* _Required work_: Extract the complete listing and output it unchanged.

* _Records shown_:
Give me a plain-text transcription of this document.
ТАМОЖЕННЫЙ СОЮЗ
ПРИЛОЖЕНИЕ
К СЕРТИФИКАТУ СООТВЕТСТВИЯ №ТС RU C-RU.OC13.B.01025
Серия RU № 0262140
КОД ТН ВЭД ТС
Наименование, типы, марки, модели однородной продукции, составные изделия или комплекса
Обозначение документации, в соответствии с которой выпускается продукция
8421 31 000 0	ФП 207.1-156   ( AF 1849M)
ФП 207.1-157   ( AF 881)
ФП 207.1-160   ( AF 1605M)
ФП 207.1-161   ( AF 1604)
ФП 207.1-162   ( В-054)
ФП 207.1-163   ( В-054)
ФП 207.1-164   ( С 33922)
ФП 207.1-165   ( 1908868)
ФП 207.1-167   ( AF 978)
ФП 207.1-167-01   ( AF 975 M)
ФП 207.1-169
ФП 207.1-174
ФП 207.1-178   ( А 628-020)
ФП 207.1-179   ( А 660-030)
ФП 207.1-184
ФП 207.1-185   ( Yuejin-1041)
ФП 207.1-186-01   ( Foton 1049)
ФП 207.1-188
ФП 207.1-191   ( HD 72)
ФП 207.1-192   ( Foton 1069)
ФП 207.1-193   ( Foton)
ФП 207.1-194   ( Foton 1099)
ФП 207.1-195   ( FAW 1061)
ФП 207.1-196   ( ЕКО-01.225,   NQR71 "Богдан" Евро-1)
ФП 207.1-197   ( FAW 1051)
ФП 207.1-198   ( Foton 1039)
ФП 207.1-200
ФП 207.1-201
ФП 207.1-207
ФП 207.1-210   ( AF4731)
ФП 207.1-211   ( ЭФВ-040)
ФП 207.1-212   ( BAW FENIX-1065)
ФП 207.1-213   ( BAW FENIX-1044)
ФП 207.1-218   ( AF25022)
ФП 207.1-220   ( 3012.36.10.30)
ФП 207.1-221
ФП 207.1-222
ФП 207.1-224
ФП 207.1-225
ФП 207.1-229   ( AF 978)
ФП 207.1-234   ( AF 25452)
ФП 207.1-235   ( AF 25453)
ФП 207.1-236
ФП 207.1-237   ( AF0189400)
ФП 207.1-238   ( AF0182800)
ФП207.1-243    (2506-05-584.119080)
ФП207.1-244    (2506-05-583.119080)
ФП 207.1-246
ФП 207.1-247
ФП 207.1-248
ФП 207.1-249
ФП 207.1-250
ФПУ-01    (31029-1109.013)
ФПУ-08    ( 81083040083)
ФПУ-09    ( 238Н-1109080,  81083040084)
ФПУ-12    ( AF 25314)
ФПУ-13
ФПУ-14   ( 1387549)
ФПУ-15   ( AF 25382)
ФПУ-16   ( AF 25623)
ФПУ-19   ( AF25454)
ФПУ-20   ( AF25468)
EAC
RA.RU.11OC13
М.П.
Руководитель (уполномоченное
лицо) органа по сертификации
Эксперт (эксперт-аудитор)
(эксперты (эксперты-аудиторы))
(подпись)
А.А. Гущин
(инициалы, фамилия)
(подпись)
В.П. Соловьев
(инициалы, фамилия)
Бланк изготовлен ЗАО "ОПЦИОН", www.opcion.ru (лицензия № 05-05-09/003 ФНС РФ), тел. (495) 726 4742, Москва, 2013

* _Reply_:
Give me a plain-text transcription of this document.
ТАМОЖЕННЫЙ СОЮЗ
ПРИЛОЖЕНИЕ
К СЕРТИФИКАТУ СООТВЕТСТВИЯ №ТС RU C-RU.OC13.B.01025
Серия RU № 0262140
КОД ТН ВЭД ТС
Наименование, типы, марки, модели однородной продукции, составные изделия или комплекса
Обозначение документации, в соответствии с которой выпускается продукция
8421 31 000 0	ФП 207.1-156   ( AF 1849M)
ФП 207.1-157   ( AF 881)
ФП 207.1-160   ( AF 1605M)
ФП 207.1-161   ( AF 1604)
ФП 207.1-162   ( В-054)
ФП 207.1-163   ( В-054)
ФП 207.1-164   ( С 33922)
ФП 207.1-165   ( 1908868)
ФП 207.1-167   ( AF 978)
ФП 207.1-167-01   ( AF 975 M)
ФП 207.1-169
ФП 207.1-174
ФП 207.1-178   ( А 628-020)
ФП 207.1-179   ( А 660-030)
ФП 207.1-184
ФП 207.1-185   ( Yuejin-1041)
ФП 207.1-186-01   ( Foton 1049)
ФП 207.1-188
ФП 207.1-191   ( HD 72)
ФП 207.1-192   ( Foton 1069)
ФП 207.1-193   ( Foton)
ФП 207.1-194   ( Foton 1099)
ФП 207.1-195   ( FAW 1061)
ФП 207.1-196   ( ЕКО-01.225,   NQR71 "Богдан" Евро-1)
ФП 207.1-197   ( FAW 1051)
ФП 207.1-198   ( Foton 1039)
ФП 207.1-200
ФП 207.1-201
ФП 207.1-207
ФП 207.1-210   ( AF4731)
ФП 207.1-211   ( ЭФВ-040)
ФП 207.1-212   ( BAW FENIX-1065)
ФП 207.1-213   ( BAW FENIX-1044)
ФП 207.1-218   ( AF25022)
ФП 207.1-220   ( 3012.36.10.30)
ФП 207.1-221
ФП 207.1-222
ФП 207.1-224
ФП 207.1-225
ФП 207.1-229   ( AF 978)
ФП 207.1-234   ( AF 25452)
ФП 207.1-235   ( AF 25453)
ФП 207.1-236
ФП 207.1-237   ( AF0189400)
ФП 207.1-238   ( AF0182800)
ФП207.1-243    (2506-05-584.119080)
ФП207.1-244    (2506-05-583.119080)
ФП 207.1-246
ФП 207.1-247
ФП 207.1-248
ФП 207.1-249
ФП 207.1-250
ФПУ-01    (31029-1109.013)
ФПУ-08    ( 81083040083)
ФПУ-09    ( 238Н-1109080,  81083040084)
ФПУ-12    ( AF 25314)
ФПУ-13
ФПУ-14   ( 1387549)
ФПУ-15   ( AF 25382)
ФПУ-16   ( AF 25623)
ФПУ-19   ( AF25454)
ФПУ-20   ( AF25468)
EAC
RA.RU.11OC13
М.П.
Руководитель (уполномоченное
лицо) органа по сертификации
Эксперт (эксперт-аудитор)
(эксперты (эксперты-аудиторы))
(подпись)
А.А. Гущин
(инициалы, фамилия)
(подпись)
В.П. Соловьев
(инициалы, фамилия)
Бланк изготовлен ЗАО "ОПЦИОН", www.opcion.ru (лицензия № 05-05-09/003 ФНС РФ), тел. (495) 726 4742, Москва, 2013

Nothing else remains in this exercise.